(Figure data in JSON)
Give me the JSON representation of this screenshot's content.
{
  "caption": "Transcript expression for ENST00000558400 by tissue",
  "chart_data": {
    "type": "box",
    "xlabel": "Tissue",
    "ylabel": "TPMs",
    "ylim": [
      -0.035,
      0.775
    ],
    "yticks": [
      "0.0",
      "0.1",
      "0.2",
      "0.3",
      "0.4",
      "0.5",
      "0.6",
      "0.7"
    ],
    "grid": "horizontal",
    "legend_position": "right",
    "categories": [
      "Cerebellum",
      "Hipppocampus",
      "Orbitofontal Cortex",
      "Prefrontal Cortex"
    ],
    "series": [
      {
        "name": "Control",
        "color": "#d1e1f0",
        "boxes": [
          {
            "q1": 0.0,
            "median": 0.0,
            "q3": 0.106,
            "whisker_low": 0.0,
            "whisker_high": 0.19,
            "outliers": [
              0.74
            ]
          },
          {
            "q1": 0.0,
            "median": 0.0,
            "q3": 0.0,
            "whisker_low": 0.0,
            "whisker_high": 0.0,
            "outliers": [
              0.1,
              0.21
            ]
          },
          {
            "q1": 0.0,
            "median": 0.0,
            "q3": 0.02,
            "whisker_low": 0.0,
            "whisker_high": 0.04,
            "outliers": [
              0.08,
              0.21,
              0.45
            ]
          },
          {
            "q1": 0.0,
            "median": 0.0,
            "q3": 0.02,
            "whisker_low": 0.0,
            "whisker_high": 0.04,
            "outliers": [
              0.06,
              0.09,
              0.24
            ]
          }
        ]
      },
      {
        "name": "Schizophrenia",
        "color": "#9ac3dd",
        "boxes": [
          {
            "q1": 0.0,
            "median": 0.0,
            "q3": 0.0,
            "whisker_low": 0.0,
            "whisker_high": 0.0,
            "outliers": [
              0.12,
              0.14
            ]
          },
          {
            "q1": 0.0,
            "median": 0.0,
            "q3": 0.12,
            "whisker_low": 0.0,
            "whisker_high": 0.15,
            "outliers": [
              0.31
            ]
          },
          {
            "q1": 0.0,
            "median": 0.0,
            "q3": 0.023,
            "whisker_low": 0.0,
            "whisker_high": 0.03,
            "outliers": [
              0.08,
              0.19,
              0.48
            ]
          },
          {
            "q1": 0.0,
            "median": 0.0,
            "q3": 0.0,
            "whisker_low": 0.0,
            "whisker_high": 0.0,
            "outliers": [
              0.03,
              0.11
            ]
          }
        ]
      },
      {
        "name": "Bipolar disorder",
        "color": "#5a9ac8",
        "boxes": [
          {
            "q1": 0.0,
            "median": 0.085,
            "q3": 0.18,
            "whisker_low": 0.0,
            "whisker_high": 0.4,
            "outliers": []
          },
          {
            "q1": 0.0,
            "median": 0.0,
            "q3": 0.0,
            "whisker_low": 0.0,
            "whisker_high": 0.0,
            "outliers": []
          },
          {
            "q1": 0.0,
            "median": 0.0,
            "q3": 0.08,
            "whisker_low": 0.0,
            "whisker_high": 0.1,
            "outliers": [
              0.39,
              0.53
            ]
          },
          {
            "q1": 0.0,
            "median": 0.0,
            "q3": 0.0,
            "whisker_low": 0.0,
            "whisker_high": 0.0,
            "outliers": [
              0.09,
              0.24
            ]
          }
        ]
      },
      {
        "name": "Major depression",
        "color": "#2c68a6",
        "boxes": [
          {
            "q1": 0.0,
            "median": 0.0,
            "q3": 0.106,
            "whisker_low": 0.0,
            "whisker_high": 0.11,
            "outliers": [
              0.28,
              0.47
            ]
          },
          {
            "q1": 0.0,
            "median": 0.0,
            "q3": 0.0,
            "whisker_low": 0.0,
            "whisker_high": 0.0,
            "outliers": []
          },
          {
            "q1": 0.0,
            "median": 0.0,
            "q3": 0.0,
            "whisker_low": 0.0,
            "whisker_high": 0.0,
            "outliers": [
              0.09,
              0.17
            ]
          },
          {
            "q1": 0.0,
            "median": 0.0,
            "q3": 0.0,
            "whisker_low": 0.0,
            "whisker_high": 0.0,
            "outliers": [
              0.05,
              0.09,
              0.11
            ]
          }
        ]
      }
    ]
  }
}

» Exercise aim: Copy out each record, keeping every word as it is.

» Solved problem:
Give me the JSON representation of this screenshot's content.
{
  "caption": "Transcript expression for ENST00000558400 by tissue",
  "chart_data": {
    "type": "box",
    "xlabel": "Tissue",
    "ylabel": "TPMs",
    "ylim": [
      -0.035,
      0.775
    ],
    "yticks": [
      "0.0",
      "0.1",
      "0.2",
      "0.3",
      "0.4",
      "0.5",
      "0.6",
      "0.7"
    ],
    "grid": "horizontal",
    "legend_position": "right",
    "categories": [
      "Cerebellum",
      "Hipppocampus",
      "Orbitofontal Cortex",
      "Prefrontal Cortex"
    ],
    "series": [
      {
        "name": "Control",
        "color": "#d1e1f0",
        "boxes": [
          {
            "q1": 0.0,
            "median": 0.0,
            "q3": 0.106,
            "whisker_low": 0.0,
            "whisker_high": 0.19,
            "outliers": [
              0.74
            ]
          },
          {
            "q1": 0.0,
            "median": 0.0,
            "q3": 0.0,
            "whisker_low": 0.0,
            "whisker_high": 0.0,
            "outliers": [
              0.1,
              0.21
            ]
          },
          {
            "q1": 0.0,
            "median": 0.0,
            "q3": 0.02,
            "whisker_low": 0.0,
            "whisker_high": 0.04,
            "outliers": [
              0.08,
              0.21,
              0.45
            ]
          },
          {
            "q1": 0.0,
            "median": 0.0,
            "q3": 0.02,
            "whisker_low": 0.0,
            "whisker_high": 0.04,
            "outliers": [
              0.06,
              0.09,
              0.24
            ]
          }
        ]
      },
      {
        "name": "Schizophrenia",
        "color": "#9ac3dd",
        "boxes": [
          {
            "q1": 0.0,
            "median": 0.0,
            "q3": 0.0,
            "whisker_low": 0.0,
            "whisker_high": 0.0,
            "outliers": [
              0.12,
              0.14
            ]
          },
          {
            "q1": 0.0,
            "median": 0.0,
            "q3": 0.12,
            "whisker_low": 0.0,
            "whisker_high": 0.15,
            "outliers": [
              0.31
            ]
          },
          {
            "q1": 0.0,
            "median": 0.0,
            "q3": 0.023,
            "whisker_low": 0.0,
            "whisker_high": 0.03,
            "outliers": [
              0.08,
              0.19,
              0.48
            ]
          },
          {
            "q1": 0.0,
            "median": 0.0,
            "q3": 0.0,
            "whisker_low": 0.0,
            "whisker_high": 0.0,
            "outliers": [
              0.03,
              0.11
            ]
          }
        ]
      },
      {
        "name": "Bipolar disorder",
        "color": "#5a9ac8",
        "boxes": [
          {
            "q1": 0.0,
            "median": 0.085,
            "q3": 0.18,
            "whisker_low": 0.0,
            "whisker_high": 0.4,
            "outliers": []
          },
          {
            "q1": 0.0,
            "median": 0.0,
            "q3": 0.0,
            "whisker_low": 0.0,
            "whisker_high": 0.0,
            "outliers": []
          },
          {
            "q1": 0.0,
            "median": 0.0,
            "q3": 0.08,
            "whisker_low": 0.0,
            "whisker_high": 0.1,
            "outliers": [
              0.39,
              0.53
            ]
          },
          {
            "q1": 0.0,
            "median": 0.0,
            "q3": 0.0,
            "whisker_low": 0.0,
            "whisker_high": 0.0,
            "outliers": [
              0.09,
              0.24
            ]
          }
        ]
      },
      {
        "name": "Major depression",
        "color": "#2c68a6",
        "boxes": [
          {
            "q1": 0.0,
            "median": 0.0,
            "q3": 0.106,
            "whisker_low": 0.0,
            "whisker_high": 0.11,
            "outliers": [
              0.28,
              0.47
            ]
          },
          {
            "q1": 0.0,
            "median": 0.0,
            "q3": 0.0,
            "whisker_low": 0.0,
            "whisker_high": 0.0,
            "outliers": []
          },
          {
            "q1": 0.0,
            "median": 0.0,
            "q3": 0.0,
            "whisker_low": 0.0,
            "whisker_high": 0.0,
            "outliers": [
              0.09,
              0.17
            ]
          },
          {
            "q1": 0.0,
            "median": 0.0,
            "q3": 0.0,
            "whisker_low": 0.0,
            "whisker_high": 0.0,
            "outliers": [
              0.05,
              0.09,
              0.11
            ]
          }
        ]
      }
    ]
  }
}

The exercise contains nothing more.